What to work on: Please print all of the material below, word for word.

Recorded data:
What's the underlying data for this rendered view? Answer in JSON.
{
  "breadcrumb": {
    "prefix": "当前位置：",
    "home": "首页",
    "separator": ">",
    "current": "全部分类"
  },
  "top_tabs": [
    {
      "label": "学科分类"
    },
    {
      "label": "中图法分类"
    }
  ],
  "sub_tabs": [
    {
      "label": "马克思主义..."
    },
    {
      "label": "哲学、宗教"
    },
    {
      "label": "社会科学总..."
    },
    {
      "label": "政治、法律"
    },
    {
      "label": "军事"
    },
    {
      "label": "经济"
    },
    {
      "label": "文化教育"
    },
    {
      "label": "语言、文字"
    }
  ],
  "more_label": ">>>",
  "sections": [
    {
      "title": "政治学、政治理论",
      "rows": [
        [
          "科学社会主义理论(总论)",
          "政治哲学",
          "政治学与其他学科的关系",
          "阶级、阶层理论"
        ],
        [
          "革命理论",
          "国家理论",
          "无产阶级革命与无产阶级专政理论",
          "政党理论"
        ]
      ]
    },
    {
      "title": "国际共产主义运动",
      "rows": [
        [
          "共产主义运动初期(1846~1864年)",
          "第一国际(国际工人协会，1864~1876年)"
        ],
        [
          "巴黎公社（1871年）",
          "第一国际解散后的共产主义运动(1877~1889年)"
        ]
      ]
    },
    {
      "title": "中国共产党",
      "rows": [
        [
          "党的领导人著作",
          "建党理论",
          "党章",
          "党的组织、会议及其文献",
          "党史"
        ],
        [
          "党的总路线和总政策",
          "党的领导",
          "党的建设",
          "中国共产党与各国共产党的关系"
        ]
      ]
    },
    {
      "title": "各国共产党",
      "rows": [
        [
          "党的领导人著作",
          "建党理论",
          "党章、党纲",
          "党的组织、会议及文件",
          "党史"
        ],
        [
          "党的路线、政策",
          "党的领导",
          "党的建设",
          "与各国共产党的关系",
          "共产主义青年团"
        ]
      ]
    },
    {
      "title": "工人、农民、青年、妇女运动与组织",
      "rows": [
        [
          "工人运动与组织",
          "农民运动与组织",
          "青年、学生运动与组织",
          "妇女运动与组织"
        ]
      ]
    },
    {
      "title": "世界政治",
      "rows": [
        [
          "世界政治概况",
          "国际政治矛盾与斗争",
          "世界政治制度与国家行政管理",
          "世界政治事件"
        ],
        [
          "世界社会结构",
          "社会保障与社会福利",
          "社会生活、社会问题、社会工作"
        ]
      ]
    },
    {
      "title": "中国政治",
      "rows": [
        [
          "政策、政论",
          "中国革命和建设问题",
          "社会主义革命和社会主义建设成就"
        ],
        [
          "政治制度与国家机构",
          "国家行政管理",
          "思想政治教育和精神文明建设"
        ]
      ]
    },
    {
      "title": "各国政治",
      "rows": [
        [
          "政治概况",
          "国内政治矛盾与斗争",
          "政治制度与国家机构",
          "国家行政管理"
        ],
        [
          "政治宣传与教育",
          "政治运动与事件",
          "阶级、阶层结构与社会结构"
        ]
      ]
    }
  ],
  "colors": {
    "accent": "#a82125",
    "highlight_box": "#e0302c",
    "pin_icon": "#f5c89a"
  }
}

Task output:
What's the underlying data for this rendered view? Answer in JSON.
{
  "breadcrumb": {
    "prefix": "当前位置：",
    "home": "首页",
    "separator": ">",
    "current": "全部分类"
  },
  "top_tabs": [
    {
      "label": "学科分类"
    },
    {
      "label": "中图法分类"
    }
  ],
  "sub_tabs": [
    {
      "label": "马克思主义..."
    },
    {
      "label": "哲学、宗教"
    },
    {
      "label": "社会科学总..."
    },
    {
      "label": "政治、法律"
    },
    {
      "label": "军事"
    },
    {
      "label": "经济"
    },
    {
      "label": "文化教育"
    },
    {
      "label": "语言、文字"
    }
  ],
  "more_label": ">>>",
  "sections": [
    {
      "title": "政治学、政治理论",
      "rows": [
        [
          "科学社会主义理论(总论)",
          "政治哲学",
          "政治学与其他学科的关系",
          "阶级、阶层理论"
        ],
        [
          "革命理论",
          "国家理论",
          "无产阶级革命与无产阶级专政理论",
          "政党理论"
        ]
      ]
    },
    {
      "title": "国际共产主义运动",
      "rows": [
        [
          "共产主义运动初期(1846~1864年)",
          "第一国际(国际工人协会，1864~1876年)"
        ],
        [
          "巴黎公社（1871年）",
          "第一国际解散后的共产主义运动(1877~1889年)"
        ]
      ]
    },
    {
      "title": "中国共产党",
      "rows": [
        [
          "党的领导人著作",
          "建党理论",
          "党章",
          "党的组织、会议及其文献",
          "党史"
        ],
        [
          "党的总路线和总政策",
          "党的领导",
          "党的建设",
          "中国共产党与各国共产党的关系"
        ]
      ]
    },
    {
      "title": "各国共产党",
      "rows": [
        [
          "党的领导人著作",
          "建党理论",
          "党章、党纲",
          "党的组织、会议及文件",
          "党史"
        ],
        [
          "党的路线、政策",
          "党的领导",
          "党的建设",
          "与各国共产党的关系",
          "共产主义青年团"
        ]
      ]
    },
    {
      "title": "工人、农民、青年、妇女运动与组织",
      "rows": [
        [
          "工人运动与组织",
          "农民运动与组织",
          "青年、学生运动与组织",
          "妇女运动与组织"
        ]
      ]
    },
    {
      "title": "世界政治",
      "rows": [
        [
          "世界政治概况",
          "国际政治矛盾与斗争",
          "世界政治制度与国家行政管理",
          "世界政治事件"
        ],
        [
          "世界社会结构",
          "社会保障与社会福利",
          "社会生活、社会问题、社会工作"
        ]
      ]
    },
    {
      "title": "中国政治",
      "rows": [
        [
          "政策、政论",
          "中国革命和建设问题",
          "社会主义革命和社会主义建设成就"
        ],
        [
          "政治制度与国家机构",
          "国家行政管理",
          "思想政治教育和精神文明建设"
        ]
      ]
    },
    {
      "title": "各国政治",
      "rows": [
        [
          "政治概况",
          "国内政治矛盾与斗争",
          "政治制度与国家机构",
          "国家行政管理"
        ],
        [
          "政治宣传与教育",
          "政治运动与事件",
          "阶级、阶层结构与社会结构"
        ]
      ]
    }
  ],
  "colors": {
    "accent": "#a82125",
    "highlight_box": "#e0302c",
    "pin_icon": "#f5c89a"
  }
}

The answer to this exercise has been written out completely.